• _What you will do_:
Skip the images and return the records below exactly.

═════ The input ═════

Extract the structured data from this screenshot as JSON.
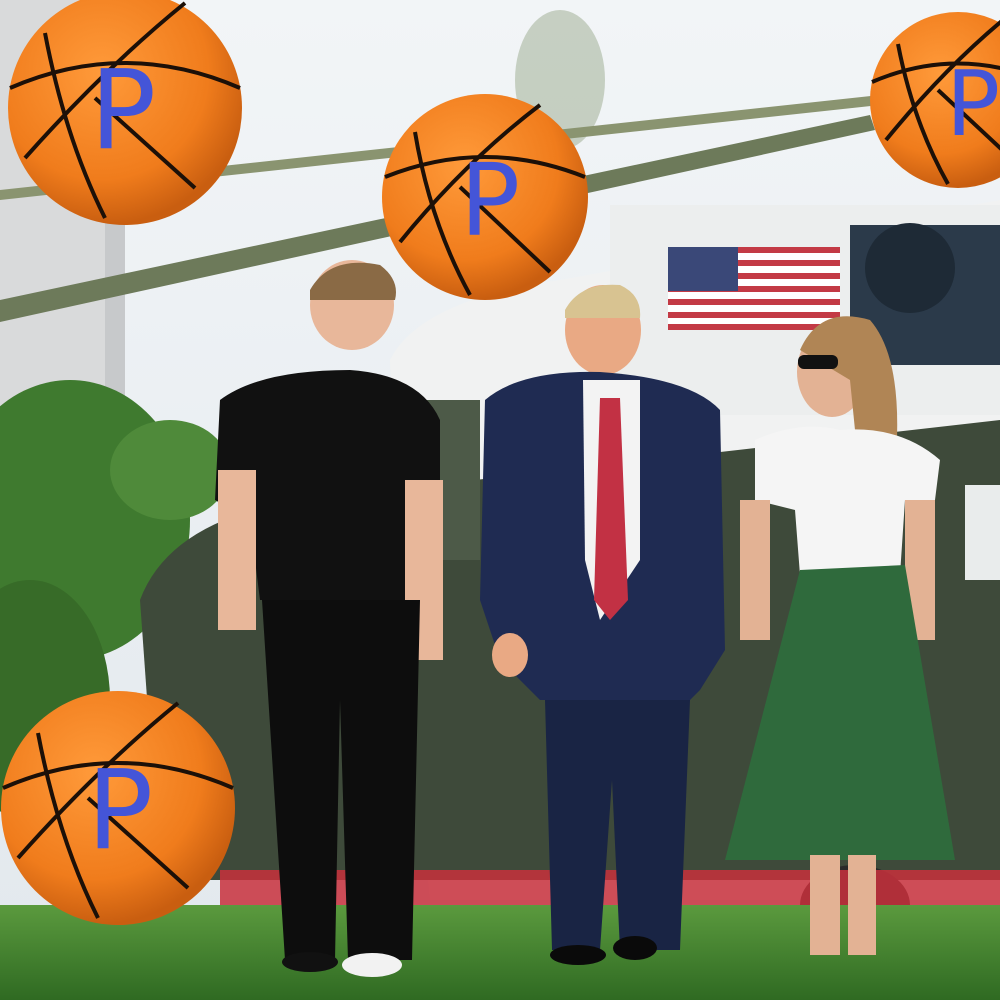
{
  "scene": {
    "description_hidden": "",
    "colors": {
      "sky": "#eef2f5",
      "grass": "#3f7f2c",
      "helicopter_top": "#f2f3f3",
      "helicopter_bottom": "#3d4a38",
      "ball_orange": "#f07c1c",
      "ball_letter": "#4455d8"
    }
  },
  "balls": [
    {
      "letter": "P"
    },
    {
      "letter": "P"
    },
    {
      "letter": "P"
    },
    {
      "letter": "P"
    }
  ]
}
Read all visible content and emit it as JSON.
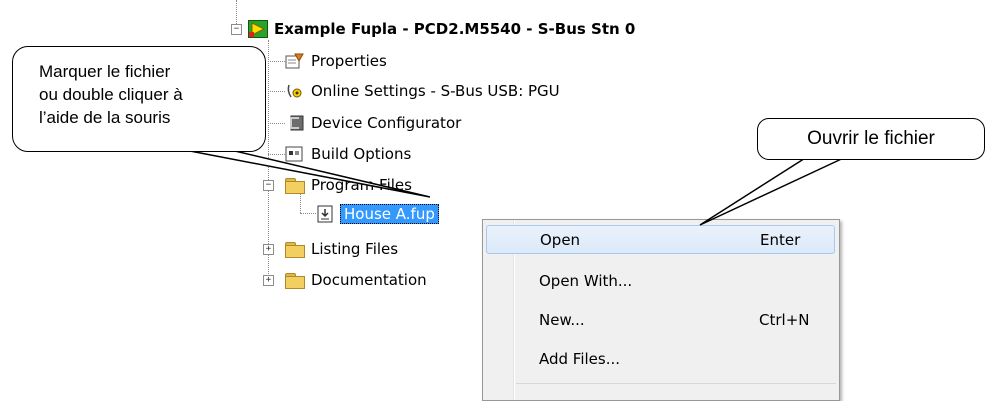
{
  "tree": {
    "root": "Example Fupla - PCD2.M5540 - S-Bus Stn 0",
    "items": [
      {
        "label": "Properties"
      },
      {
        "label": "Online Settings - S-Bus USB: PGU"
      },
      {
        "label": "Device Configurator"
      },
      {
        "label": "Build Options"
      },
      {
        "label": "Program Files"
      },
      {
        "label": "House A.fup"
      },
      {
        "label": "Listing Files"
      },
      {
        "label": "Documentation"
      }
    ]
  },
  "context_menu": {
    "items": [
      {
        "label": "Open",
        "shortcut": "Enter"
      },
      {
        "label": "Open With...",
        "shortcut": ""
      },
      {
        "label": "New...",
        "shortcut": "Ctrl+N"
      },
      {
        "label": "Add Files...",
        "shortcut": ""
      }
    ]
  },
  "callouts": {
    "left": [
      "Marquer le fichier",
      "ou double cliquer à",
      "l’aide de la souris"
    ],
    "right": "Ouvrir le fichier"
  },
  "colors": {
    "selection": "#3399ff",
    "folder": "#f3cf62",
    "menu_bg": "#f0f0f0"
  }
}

═════

• _Answer to the exercise_:
Extract the structured data from this screenshot as JSON.
{
  "scene": {
    "description_hidden": "",
    "colors": {
      "sky": "#eef2f5",
      "grass": "#3f7f2c",
      "helicopter_top": "#f2f3f3",
      "helicopter_bottom": "#3d4a38",
      "ball_orange": "#f07c1c",
      "ball_letter": "#4455d8"
    }
  },
  "balls": [
    {
      "letter": "P"
    },
    {
      "letter": "P"
    },
    {
      "letter": "P"
    },
    {
      "letter": "P"
    }
  ]
}
Read all visible content and emit it as JSON.
{
  "tree": {
    "root": "Example Fupla - PCD2.M5540 - S-Bus Stn 0",
    "items": [
      {
        "label": "Properties"
      },
      {
        "label": "Online Settings - S-Bus USB: PGU"
      },
      {
        "label": "Device Configurator"
      },
      {
        "label": "Build Options"
      },
      {
        "label": "Program Files"
      },
      {
        "label": "House A.fup"
      },
      {
        "label": "Listing Files"
      },
      {
        "label": "Documentation"
      }
    ]
  },
  "context_menu": {
    "items": [
      {
        "label": "Open",
        "shortcut": "Enter"
      },
      {
        "label": "Open With...",
        "shortcut": ""
      },
      {
        "label": "New...",
        "shortcut": "Ctrl+N"
      },
      {
        "label": "Add Files...",
        "shortcut": ""
      }
    ]
  },
  "callouts": {
    "left": [
      "Marquer le fichier",
      "ou double cliquer à",
      "l’aide de la souris"
    ],
    "right": "Ouvrir le fichier"
  },
  "colors": {
    "selection": "#3399ff",
    "folder": "#f3cf62",
    "menu_bg": "#f0f0f0"
  }
}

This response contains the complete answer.